start Entries provided

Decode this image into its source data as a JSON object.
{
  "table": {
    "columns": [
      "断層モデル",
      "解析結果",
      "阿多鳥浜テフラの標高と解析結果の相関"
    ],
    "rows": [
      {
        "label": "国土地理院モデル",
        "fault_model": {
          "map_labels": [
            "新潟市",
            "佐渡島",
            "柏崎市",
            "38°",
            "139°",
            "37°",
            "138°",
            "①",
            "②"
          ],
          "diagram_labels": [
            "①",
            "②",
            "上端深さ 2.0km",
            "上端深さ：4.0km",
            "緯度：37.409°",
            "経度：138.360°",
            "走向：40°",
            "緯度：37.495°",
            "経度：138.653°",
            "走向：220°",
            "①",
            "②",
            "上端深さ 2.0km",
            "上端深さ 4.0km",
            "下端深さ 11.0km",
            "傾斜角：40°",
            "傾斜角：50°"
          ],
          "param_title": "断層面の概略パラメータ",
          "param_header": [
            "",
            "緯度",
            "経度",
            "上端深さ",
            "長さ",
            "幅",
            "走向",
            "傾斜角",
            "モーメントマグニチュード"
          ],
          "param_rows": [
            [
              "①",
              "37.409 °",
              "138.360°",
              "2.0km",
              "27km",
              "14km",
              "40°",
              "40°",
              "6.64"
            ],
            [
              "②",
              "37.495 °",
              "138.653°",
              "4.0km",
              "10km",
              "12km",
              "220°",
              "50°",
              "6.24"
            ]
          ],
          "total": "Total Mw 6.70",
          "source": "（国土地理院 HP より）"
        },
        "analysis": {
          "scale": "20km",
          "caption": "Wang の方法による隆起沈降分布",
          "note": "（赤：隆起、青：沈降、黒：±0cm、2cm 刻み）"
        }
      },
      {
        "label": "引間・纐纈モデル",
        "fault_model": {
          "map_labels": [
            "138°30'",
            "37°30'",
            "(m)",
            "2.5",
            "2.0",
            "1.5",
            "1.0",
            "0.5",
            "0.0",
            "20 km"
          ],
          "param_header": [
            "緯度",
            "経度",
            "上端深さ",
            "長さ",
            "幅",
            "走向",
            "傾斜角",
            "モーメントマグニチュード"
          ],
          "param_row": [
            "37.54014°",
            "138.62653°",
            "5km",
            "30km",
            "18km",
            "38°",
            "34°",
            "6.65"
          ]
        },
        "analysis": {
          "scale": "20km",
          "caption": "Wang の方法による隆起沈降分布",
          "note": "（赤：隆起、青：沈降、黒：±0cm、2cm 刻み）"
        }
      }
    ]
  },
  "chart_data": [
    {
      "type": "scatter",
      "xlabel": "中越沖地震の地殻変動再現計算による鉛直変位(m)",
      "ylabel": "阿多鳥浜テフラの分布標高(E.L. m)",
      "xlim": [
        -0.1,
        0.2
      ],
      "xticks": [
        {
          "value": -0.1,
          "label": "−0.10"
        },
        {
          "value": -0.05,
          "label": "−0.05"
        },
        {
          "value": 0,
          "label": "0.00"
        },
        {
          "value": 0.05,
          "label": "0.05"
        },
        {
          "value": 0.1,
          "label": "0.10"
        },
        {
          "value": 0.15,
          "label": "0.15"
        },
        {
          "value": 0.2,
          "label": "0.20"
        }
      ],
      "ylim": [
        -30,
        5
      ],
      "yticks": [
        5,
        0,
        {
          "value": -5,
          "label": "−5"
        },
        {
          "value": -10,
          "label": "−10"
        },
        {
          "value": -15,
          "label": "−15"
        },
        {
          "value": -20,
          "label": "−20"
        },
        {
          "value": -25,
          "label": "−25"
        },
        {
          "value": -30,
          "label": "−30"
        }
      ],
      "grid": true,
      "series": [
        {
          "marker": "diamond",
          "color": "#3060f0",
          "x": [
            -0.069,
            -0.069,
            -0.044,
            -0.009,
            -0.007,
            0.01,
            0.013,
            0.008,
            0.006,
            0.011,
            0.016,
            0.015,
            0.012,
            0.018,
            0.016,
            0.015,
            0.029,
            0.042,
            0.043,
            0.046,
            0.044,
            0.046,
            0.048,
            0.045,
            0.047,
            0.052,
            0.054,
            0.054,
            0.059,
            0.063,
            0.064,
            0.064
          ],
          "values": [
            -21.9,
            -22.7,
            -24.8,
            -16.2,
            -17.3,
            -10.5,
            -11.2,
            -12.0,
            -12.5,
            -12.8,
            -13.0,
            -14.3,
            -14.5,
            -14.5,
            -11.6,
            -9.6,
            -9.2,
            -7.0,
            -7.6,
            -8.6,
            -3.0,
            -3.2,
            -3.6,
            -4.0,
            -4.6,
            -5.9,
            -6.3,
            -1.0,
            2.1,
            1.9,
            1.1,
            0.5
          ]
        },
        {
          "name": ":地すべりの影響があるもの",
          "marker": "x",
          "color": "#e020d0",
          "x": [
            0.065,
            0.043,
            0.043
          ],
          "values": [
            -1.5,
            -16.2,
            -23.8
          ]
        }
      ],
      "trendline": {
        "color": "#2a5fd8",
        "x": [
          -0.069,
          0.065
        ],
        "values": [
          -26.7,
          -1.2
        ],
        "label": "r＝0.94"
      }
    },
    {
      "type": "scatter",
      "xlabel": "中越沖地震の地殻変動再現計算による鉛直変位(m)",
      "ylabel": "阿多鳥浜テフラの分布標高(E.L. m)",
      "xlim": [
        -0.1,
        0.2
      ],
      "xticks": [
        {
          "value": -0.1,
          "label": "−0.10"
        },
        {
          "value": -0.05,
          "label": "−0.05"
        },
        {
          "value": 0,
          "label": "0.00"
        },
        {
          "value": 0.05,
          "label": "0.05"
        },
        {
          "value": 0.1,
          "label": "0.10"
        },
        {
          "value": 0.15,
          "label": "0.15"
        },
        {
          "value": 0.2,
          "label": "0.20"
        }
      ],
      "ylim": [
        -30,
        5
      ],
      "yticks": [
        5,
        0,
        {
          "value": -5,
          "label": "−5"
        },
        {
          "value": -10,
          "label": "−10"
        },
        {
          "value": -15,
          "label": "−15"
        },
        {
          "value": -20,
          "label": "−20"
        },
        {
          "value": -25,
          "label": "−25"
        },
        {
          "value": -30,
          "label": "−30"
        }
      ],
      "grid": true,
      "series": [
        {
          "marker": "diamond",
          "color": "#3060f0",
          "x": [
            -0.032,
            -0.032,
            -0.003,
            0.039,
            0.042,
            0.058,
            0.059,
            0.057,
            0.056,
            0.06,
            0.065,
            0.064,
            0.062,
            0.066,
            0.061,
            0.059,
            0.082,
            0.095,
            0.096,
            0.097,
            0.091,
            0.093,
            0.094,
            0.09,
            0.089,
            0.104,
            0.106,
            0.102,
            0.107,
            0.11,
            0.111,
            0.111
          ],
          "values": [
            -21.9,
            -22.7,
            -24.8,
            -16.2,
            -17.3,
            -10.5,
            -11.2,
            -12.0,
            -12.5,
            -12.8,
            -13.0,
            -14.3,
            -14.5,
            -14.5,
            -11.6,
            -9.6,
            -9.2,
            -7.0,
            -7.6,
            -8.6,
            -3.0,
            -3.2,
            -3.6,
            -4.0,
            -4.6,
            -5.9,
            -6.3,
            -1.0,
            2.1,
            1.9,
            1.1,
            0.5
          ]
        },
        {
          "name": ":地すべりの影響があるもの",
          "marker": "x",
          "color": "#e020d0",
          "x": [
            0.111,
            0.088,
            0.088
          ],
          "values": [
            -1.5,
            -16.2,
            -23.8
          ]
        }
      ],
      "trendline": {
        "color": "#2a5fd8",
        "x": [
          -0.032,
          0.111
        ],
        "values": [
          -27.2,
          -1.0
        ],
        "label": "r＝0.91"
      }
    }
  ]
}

end Entries provided

- [Task description]
Please reproduce all of the entries exactly as they stand.

- [Solution to the problem]
Decode this image into its source data as a JSON object.
{
  "table": {
    "columns": [
      "断層モデル",
      "解析結果",
      "阿多鳥浜テフラの標高と解析結果の相関"
    ],
    "rows": [
      {
        "label": "国土地理院モデル",
        "fault_model": {
          "map_labels": [
            "新潟市",
            "佐渡島",
            "柏崎市",
            "38°",
            "139°",
            "37°",
            "138°",
            "①",
            "②"
          ],
          "diagram_labels": [
            "①",
            "②",
            "上端深さ 2.0km",
            "上端深さ：4.0km",
            "緯度：37.409°",
            "経度：138.360°",
            "走向：40°",
            "緯度：37.495°",
            "経度：138.653°",
            "走向：220°",
            "①",
            "②",
            "上端深さ 2.0km",
            "上端深さ 4.0km",
            "下端深さ 11.0km",
            "傾斜角：40°",
            "傾斜角：50°"
          ],
          "param_title": "断層面の概略パラメータ",
          "param_header": [
            "",
            "緯度",
            "経度",
            "上端深さ",
            "長さ",
            "幅",
            "走向",
            "傾斜角",
            "モーメントマグニチュード"
          ],
          "param_rows": [
            [
              "①",
              "37.409 °",
              "138.360°",
              "2.0km",
              "27km",
              "14km",
              "40°",
              "40°",
              "6.64"
            ],
            [
              "②",
              "37.495 °",
              "138.653°",
              "4.0km",
              "10km",
              "12km",
              "220°",
              "50°",
              "6.24"
            ]
          ],
          "total": "Total Mw 6.70",
          "source": "（国土地理院 HP より）"
        },
        "analysis": {
          "scale": "20km",
          "caption": "Wang の方法による隆起沈降分布",
          "note": "（赤：隆起、青：沈降、黒：±0cm、2cm 刻み）"
        }
      },
      {
        "label": "引間・纐纈モデル",
        "fault_model": {
          "map_labels": [
            "138°30'",
            "37°30'",
            "(m)",
            "2.5",
            "2.0",
            "1.5",
            "1.0",
            "0.5",
            "0.0",
            "20 km"
          ],
          "param_header": [
            "緯度",
            "経度",
            "上端深さ",
            "長さ",
            "幅",
            "走向",
            "傾斜角",
            "モーメントマグニチュード"
          ],
          "param_row": [
            "37.54014°",
            "138.62653°",
            "5km",
            "30km",
            "18km",
            "38°",
            "34°",
            "6.65"
          ]
        },
        "analysis": {
          "scale": "20km",
          "caption": "Wang の方法による隆起沈降分布",
          "note": "（赤：隆起、青：沈降、黒：±0cm、2cm 刻み）"
        }
      }
    ]
  },
  "chart_data": [
    {
      "type": "scatter",
      "xlabel": "中越沖地震の地殻変動再現計算による鉛直変位(m)",
      "ylabel": "阿多鳥浜テフラの分布標高(E.L. m)",
      "xlim": [
        -0.1,
        0.2
      ],
      "xticks": [
        {
          "value": -0.1,
          "label": "−0.10"
        },
        {
          "value": -0.05,
          "label": "−0.05"
        },
        {
          "value": 0,
          "label": "0.00"
        },
        {
          "value": 0.05,
          "label": "0.05"
        },
        {
          "value": 0.1,
          "label": "0.10"
        },
        {
          "value": 0.15,
          "label": "0.15"
        },
        {
          "value": 0.2,
          "label": "0.20"
        }
      ],
      "ylim": [
        -30,
        5
      ],
      "yticks": [
        5,
        0,
        {
          "value": -5,
          "label": "−5"
        },
        {
          "value": -10,
          "label": "−10"
        },
        {
          "value": -15,
          "label": "−15"
        },
        {
          "value": -20,
          "label": "−20"
        },
        {
          "value": -25,
          "label": "−25"
        },
        {
          "value": -30,
          "label": "−30"
        }
      ],
      "grid": true,
      "series": [
        {
          "marker": "diamond",
          "color": "#3060f0",
          "x": [
            -0.069,
            -0.069,
            -0.044,
            -0.009,
            -0.007,
            0.01,
            0.013,
            0.008,
            0.006,
            0.011,
            0.016,
            0.015,
            0.012,
            0.018,
            0.016,
            0.015,
            0.029,
            0.042,
            0.043,
            0.046,
            0.044,
            0.046,
            0.048,
            0.045,
            0.047,
            0.052,
            0.054,
            0.054,
            0.059,
            0.063,
            0.064,
            0.064
          ],
          "values": [
            -21.9,
            -22.7,
            -24.8,
            -16.2,
            -17.3,
            -10.5,
            -11.2,
            -12.0,
            -12.5,
            -12.8,
            -13.0,
            -14.3,
            -14.5,
            -14.5,
            -11.6,
            -9.6,
            -9.2,
            -7.0,
            -7.6,
            -8.6,
            -3.0,
            -3.2,
            -3.6,
            -4.0,
            -4.6,
            -5.9,
            -6.3,
            -1.0,
            2.1,
            1.9,
            1.1,
            0.5
          ]
        },
        {
          "name": ":地すべりの影響があるもの",
          "marker": "x",
          "color": "#e020d0",
          "x": [
            0.065,
            0.043,
            0.043
          ],
          "values": [
            -1.5,
            -16.2,
            -23.8
          ]
        }
      ],
      "trendline": {
        "color": "#2a5fd8",
        "x": [
          -0.069,
          0.065
        ],
        "values": [
          -26.7,
          -1.2
        ],
        "label": "r＝0.94"
      }
    },
    {
      "type": "scatter",
      "xlabel": "中越沖地震の地殻変動再現計算による鉛直変位(m)",
      "ylabel": "阿多鳥浜テフラの分布標高(E.L. m)",
      "xlim": [
        -0.1,
        0.2
      ],
      "xticks": [
        {
          "value": -0.1,
          "label": "−0.10"
        },
        {
          "value": -0.05,
          "label": "−0.05"
        },
        {
          "value": 0,
          "label": "0.00"
        },
        {
          "value": 0.05,
          "label": "0.05"
        },
        {
          "value": 0.1,
          "label": "0.10"
        },
        {
          "value": 0.15,
          "label": "0.15"
        },
        {
          "value": 0.2,
          "label": "0.20"
        }
      ],
      "ylim": [
        -30,
        5
      ],
      "yticks": [
        5,
        0,
        {
          "value": -5,
          "label": "−5"
        },
        {
          "value": -10,
          "label": "−10"
        },
        {
          "value": -15,
          "label": "−15"
        },
        {
          "value": -20,
          "label": "−20"
        },
        {
          "value": -25,
          "label": "−25"
        },
        {
          "value": -30,
          "label": "−30"
        }
      ],
      "grid": true,
      "series": [
        {
          "marker": "diamond",
          "color": "#3060f0",
          "x": [
            -0.032,
            -0.032,
            -0.003,
            0.039,
            0.042,
            0.058,
            0.059,
            0.057,
            0.056,
            0.06,
            0.065,
            0.064,
            0.062,
            0.066,
            0.061,
            0.059,
            0.082,
            0.095,
            0.096,
            0.097,
            0.091,
            0.093,
            0.094,
            0.09,
            0.089,
            0.104,
            0.106,
            0.102,
            0.107,
            0.11,
            0.111,
            0.111
          ],
          "values": [
            -21.9,
            -22.7,
            -24.8,
            -16.2,
            -17.3,
            -10.5,
            -11.2,
            -12.0,
            -12.5,
            -12.8,
            -13.0,
            -14.3,
            -14.5,
            -14.5,
            -11.6,
            -9.6,
            -9.2,
            -7.0,
            -7.6,
            -8.6,
            -3.0,
            -3.2,
            -3.6,
            -4.0,
            -4.6,
            -5.9,
            -6.3,
            -1.0,
            2.1,
            1.9,
            1.1,
            0.5
          ]
        },
        {
          "name": ":地すべりの影響があるもの",
          "marker": "x",
          "color": "#e020d0",
          "x": [
            0.111,
            0.088,
            0.088
          ],
          "values": [
            -1.5,
            -16.2,
            -23.8
          ]
        }
      ],
      "trendline": {
        "color": "#2a5fd8",
        "x": [
          -0.032,
          0.111
        ],
        "values": [
          -27.2,
          -1.0
        ],
        "label": "r＝0.91"
      }
    }
  ]
}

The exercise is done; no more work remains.